• [PROVIDED RECORDS]:

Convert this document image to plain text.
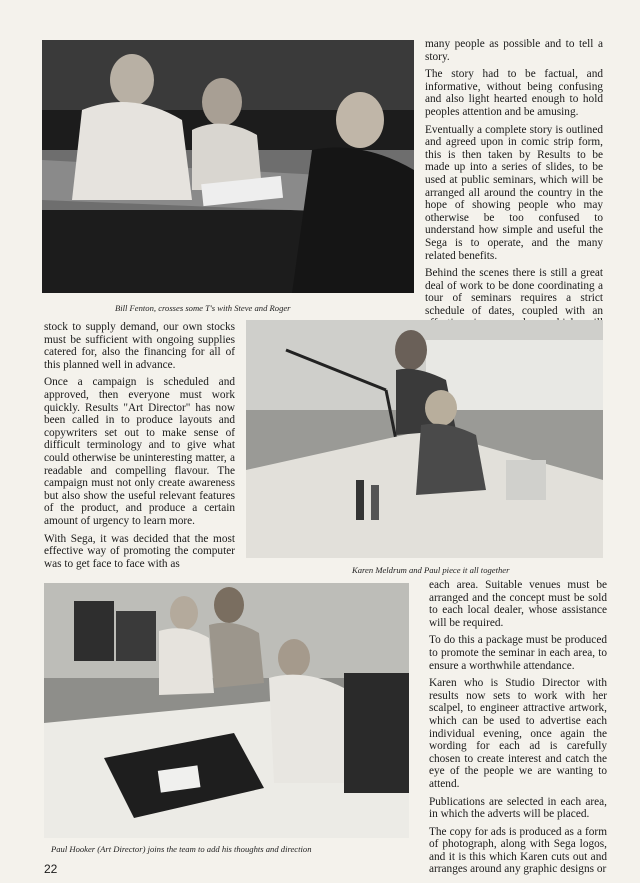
Bill Fenton, crosses some T's with Steve and Roger

many people as possible and to tell a story.

The story had to be factual, and informative, without being confusing and also light hearted enough to hold peoples attention and be amusing.

Eventually a complete story is outlined and agreed upon in comic strip form, this is then taken by Results to be made up into a series of slides, to be used at public seminars, which will be arranged all around the country in the hope of showing people who may otherwise be too confused to understand how simple and useful the Sega is to operate, and the many related benefits.

Behind the scenes there is still a great deal of work to be done coordinating a tour of seminars requires a strict schedule of dates, coupled with an

stock to supply demand, our own stocks must be sufficient with ongoing supplies catered for, also the financing for all of this planned well in advance.

Once a campaign is scheduled and approved, then everyone must work quickly. Results "Art Director" has now been called in to produce layouts and copywriters set out to make sense of difficult terminology and to give what could otherwise be uninteresting matter, a readable and compelling flavour. The campaign must not only create awareness but also show the useful relevant features of the product, and produce a certain amount of urgency to learn more.

With Sega, it was decided that the most effective way of promoting the computer was to get face to face with as

Karen Meldrum and Paul piece it all together
Paul Hooker (Art Director) joins the team to add his thoughts and direction

each area. Suitable venues must be arranged and the concept must be sold to each local dealer, whose assistance will be required.

To do this a package must be produced to promote the seminar in each area, to ensure a worthwhile attendance.

Karen who is Studio Director with results now sets to work with her scalpel, to engineer attractive artwork, which can be used to advertise each individual evening, once again the wording for each ad is carefully chosen to create interest and catch the eye of the people we are wanting to attend.

Publications are selected in each area, in which the adverts will be placed.

The copy for ads is produced as a form of photograph, along with Sega logos, and it is this which Karen cuts out and arranges around any graphic designs or

22
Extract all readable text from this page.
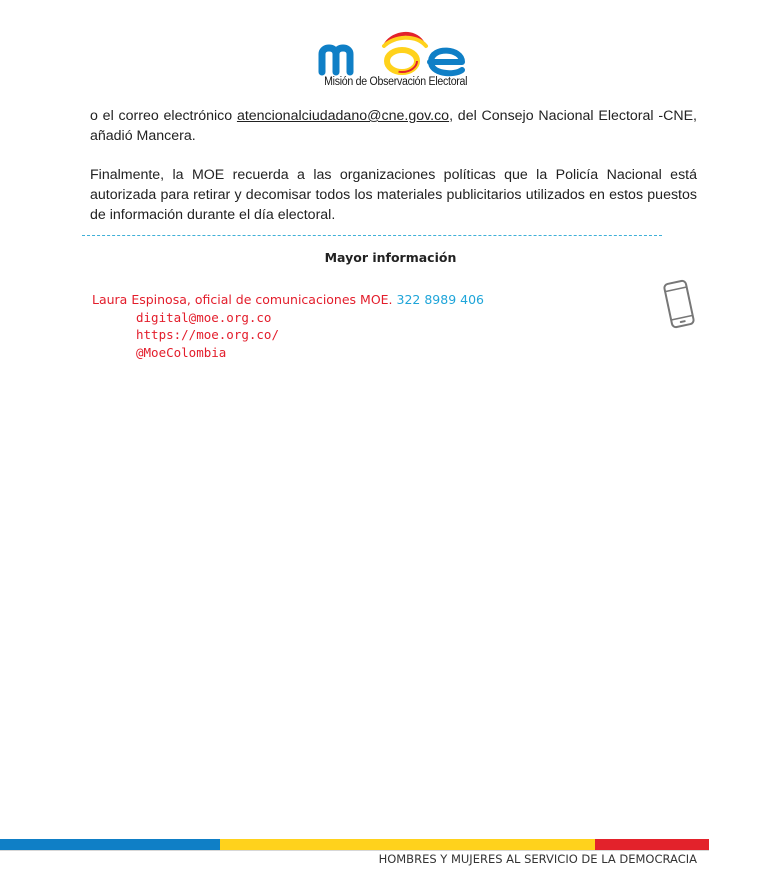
Misión de Observación Electoral
o el correo electrónico atencionalciudadano@cne.gov.co, del Consejo Nacional Electoral -CNE, añadió Mancera.
Finalmente, la MOE recuerda a las organizaciones políticas que la Policía Nacional está autorizada para retirar y decomisar todos los materiales publicitarios utilizados en estos puestos de información durante el día electoral.
Mayor información
Laura Espinosa, oficial de comunicaciones MOE. 322 8989 406
digital@moe.org.co
https://moe.org.co/
@MoeColombia
HOMBRES Y MUJERES AL SERVICIO DE LA DEMOCRACIA
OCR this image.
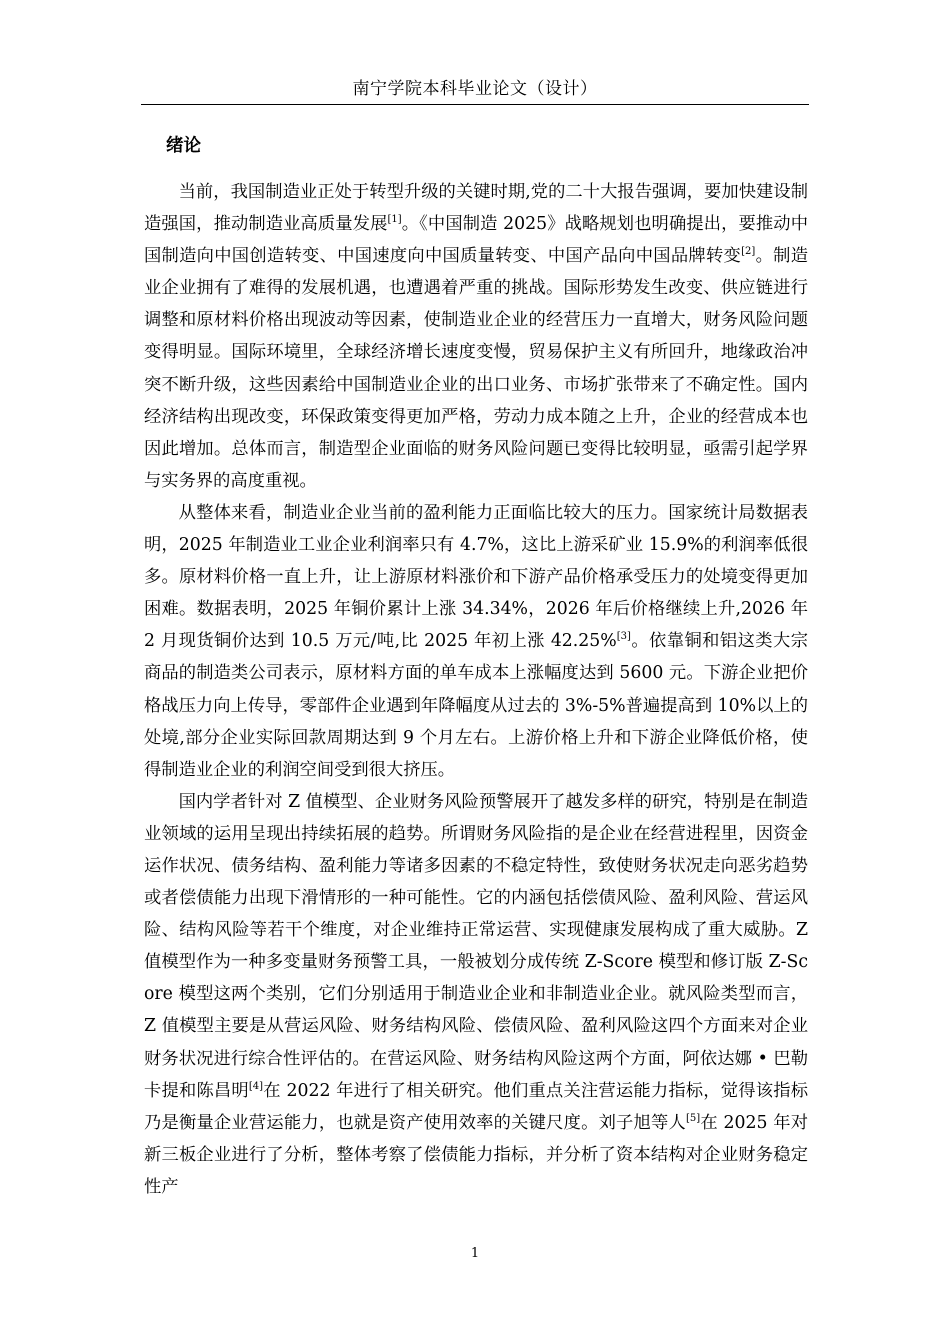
南宁学院本科毕业论文（设计）
绪论

当前，我国制造业正处于转型升级的关键时期,党的二十大报告强调，要加快建设制造强国，推动制造业高质量发展[1]。《中国制造 2025》战略规划也明确提出，要推动中国制造向中国创造转变、中国速度向中国质量转变、中国产品向中国品牌转变[2]。制造业企业拥有了难得的发展机遇，也遭遇着严重的挑战。国际形势发生改变、供应链进行调整和原材料价格出现波动等因素，使制造业企业的经营压力一直增大，财务风险问题变得明显。国际环境里，全球经济增长速度变慢，贸易保护主义有所回升，地缘政治冲突不断升级，这些因素给中国制造业企业的出口业务、市场扩张带来了不确定性。国内经济结构出现改变，环保政策变得更加严格，劳动力成本随之上升，企业的经营成本也因此增加。总体而言，制造型企业面临的财务风险问题已变得比较明显，亟需引起学界与实务界的高度重视。

从整体来看，制造业企业当前的盈利能力正面临比较大的压力。国家统计局数据表明，2025 年制造业工业企业利润率只有 4.7%，这比上游采矿业 15.9%的利润率低很多。原材料价格一直上升，让上游原材料涨价和下游产品价格承受压力的处境变得更加困难。数据表明，2025 年铜价累计上涨 34.34%，2026 年后价格继续上升,2026 年 2 月现货铜价达到 10.5 万元/吨,比 2025 年初上涨 42.25%[3]。依靠铜和铝这类大宗商品的制造类公司表示，原材料方面的单车成本上涨幅度达到 5600 元。下游企业把价格战压力向上传导，零部件企业遇到年降幅度从过去的 3%-5%普遍提高到 10%以上的处境,部分企业实际回款周期达到 9 个月左右。上游价格上升和下游企业降低价格，使得制造业企业的利润空间受到很大挤压。

国内学者针对 Z 值模型、企业财务风险预警展开了越发多样的研究，特别是在制造业领域的运用呈现出持续拓展的趋势。所谓财务风险指的是企业在经营进程里，因资金运作状况、债务结构、盈利能力等诸多因素的不稳定特性，致使财务状况走向恶劣趋势或者偿债能力出现下滑情形的一种可能性。它的内涵包括偿债风险、盈利风险、营运风险、结构风险等若干个维度，对企业维持正常运营、实现健康发展构成了重大威胁。Z 值模型作为一种多变量财务预警工具，一般被划分成传统 Z-Score 模型和修订版 Z-Score 模型这两个类别，它们分别适用于制造业企业和非制造业企业。就风险类型而言，Z 值模型主要是从营运风险、财务结构风险、偿债风险、盈利风险这四个方面来对企业财务状况进行综合性评估的。在营运风险、财务结构风险这两个方面，阿依达娜 • 巴勒卡提和陈昌明[4]在 2022 年进行了相关研究。他们重点关注营运能力指标，觉得该指标乃是衡量企业营运能力，也就是资产使用效率的关键尺度。刘子旭等人[5]在 2025 年对新三板企业进行了分析，整体考察了偿债能力指标，并分析了资本结构对企业财务稳定性产

1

• [EXERCISE TASK]:
Take the data above and repeat it exactly, leaving each picture out.

• [THE RESPONSE]:
Convert this document image to plain text.
Bill Fenton, crosses some T's with Steve and Roger

many people as possible and to tell a story.

The story had to be factual, and informative, without being confusing and also light hearted enough to hold peoples attention and be amusing.

Eventually a complete story is outlined and agreed upon in comic strip form, this is then taken by Results to be made up into a series of slides, to be used at public seminars, which will be arranged all around the country in the hope of showing people who may otherwise be too confused to understand how simple and useful the Sega is to operate, and the many related benefits.

Behind the scenes there is still a great deal of work to be done coordinating a tour of seminars requires a strict schedule of dates, coupled with an

stock to supply demand, our own stocks must be sufficient with ongoing supplies catered for, also the financing for all of this planned well in advance.

Once a campaign is scheduled and approved, then everyone must work quickly. Results "Art Director" has now been called in to produce layouts and copywriters set out to make sense of difficult terminology and to give what could otherwise be uninteresting matter, a readable and compelling flavour. The campaign must not only create awareness but also show the useful relevant features of the product, and produce a certain amount of urgency to learn more.

With Sega, it was decided that the most effective way of promoting the computer was to get face to face with as

Karen Meldrum and Paul piece it all together
Paul Hooker (Art Director) joins the team to add his thoughts and direction

each area. Suitable venues must be arranged and the concept must be sold to each local dealer, whose assistance will be required.

To do this a package must be produced to promote the seminar in each area, to ensure a worthwhile attendance.

Karen who is Studio Director with results now sets to work with her scalpel, to engineer attractive artwork, which can be used to advertise each individual evening, once again the wording for each ad is carefully chosen to create interest and catch the eye of the people we are wanting to attend.

Publications are selected in each area, in which the adverts will be placed.

The copy for ads is produced as a form of photograph, along with Sega logos, and it is this which Karen cuts out and arranges around any graphic designs or

22
Extract all readable text from this page.
Misión de Observación Electoral
o el correo electrónico atencionalciudadano@cne.gov.co, del Consejo Nacional Electoral -CNE, añadió Mancera.
Finalmente, la MOE recuerda a las organizaciones políticas que la Policía Nacional está autorizada para retirar y decomisar todos los materiales publicitarios utilizados en estos puestos de información durante el día electoral.
Mayor información
Laura Espinosa, oficial de comunicaciones MOE. 322 8989 406
digital@moe.org.co
https://moe.org.co/
@MoeColombia
HOMBRES Y MUJERES AL SERVICIO DE LA DEMOCRACIA
OCR this image.
南宁学院本科毕业论文（设计）
绪论

当前，我国制造业正处于转型升级的关键时期,党的二十大报告强调，要加快建设制造强国，推动制造业高质量发展[1]。《中国制造 2025》战略规划也明确提出，要推动中国制造向中国创造转变、中国速度向中国质量转变、中国产品向中国品牌转变[2]。制造业企业拥有了难得的发展机遇，也遭遇着严重的挑战。国际形势发生改变、供应链进行调整和原材料价格出现波动等因素，使制造业企业的经营压力一直增大，财务风险问题变得明显。国际环境里，全球经济增长速度变慢，贸易保护主义有所回升，地缘政治冲突不断升级，这些因素给中国制造业企业的出口业务、市场扩张带来了不确定性。国内经济结构出现改变，环保政策变得更加严格，劳动力成本随之上升，企业的经营成本也因此增加。总体而言，制造型企业面临的财务风险问题已变得比较明显，亟需引起学界与实务界的高度重视。

从整体来看，制造业企业当前的盈利能力正面临比较大的压力。国家统计局数据表明，2025 年制造业工业企业利润率只有 4.7%，这比上游采矿业 15.9%的利润率低很多。原材料价格一直上升，让上游原材料涨价和下游产品价格承受压力的处境变得更加困难。数据表明，2025 年铜价累计上涨 34.34%，2026 年后价格继续上升,2026 年 2 月现货铜价达到 10.5 万元/吨,比 2025 年初上涨 42.25%[3]。依靠铜和铝这类大宗商品的制造类公司表示，原材料方面的单车成本上涨幅度达到 5600 元。下游企业把价格战压力向上传导，零部件企业遇到年降幅度从过去的 3%-5%普遍提高到 10%以上的处境,部分企业实际回款周期达到 9 个月左右。上游价格上升和下游企业降低价格，使得制造业企业的利润空间受到很大挤压。

国内学者针对 Z 值模型、企业财务风险预警展开了越发多样的研究，特别是在制造业领域的运用呈现出持续拓展的趋势。所谓财务风险指的是企业在经营进程里，因资金运作状况、债务结构、盈利能力等诸多因素的不稳定特性，致使财务状况走向恶劣趋势或者偿债能力出现下滑情形的一种可能性。它的内涵包括偿债风险、盈利风险、营运风险、结构风险等若干个维度，对企业维持正常运营、实现健康发展构成了重大威胁。Z 值模型作为一种多变量财务预警工具，一般被划分成传统 Z-Score 模型和修订版 Z-Score 模型这两个类别，它们分别适用于制造业企业和非制造业企业。就风险类型而言，Z 值模型主要是从营运风险、财务结构风险、偿债风险、盈利风险这四个方面来对企业财务状况进行综合性评估的。在营运风险、财务结构风险这两个方面，阿依达娜 • 巴勒卡提和陈昌明[4]在 2022 年进行了相关研究。他们重点关注营运能力指标，觉得该指标乃是衡量企业营运能力，也就是资产使用效率的关键尺度。刘子旭等人[5]在 2025 年对新三板企业进行了分析，整体考察了偿债能力指标，并分析了资本结构对企业财务稳定性产

1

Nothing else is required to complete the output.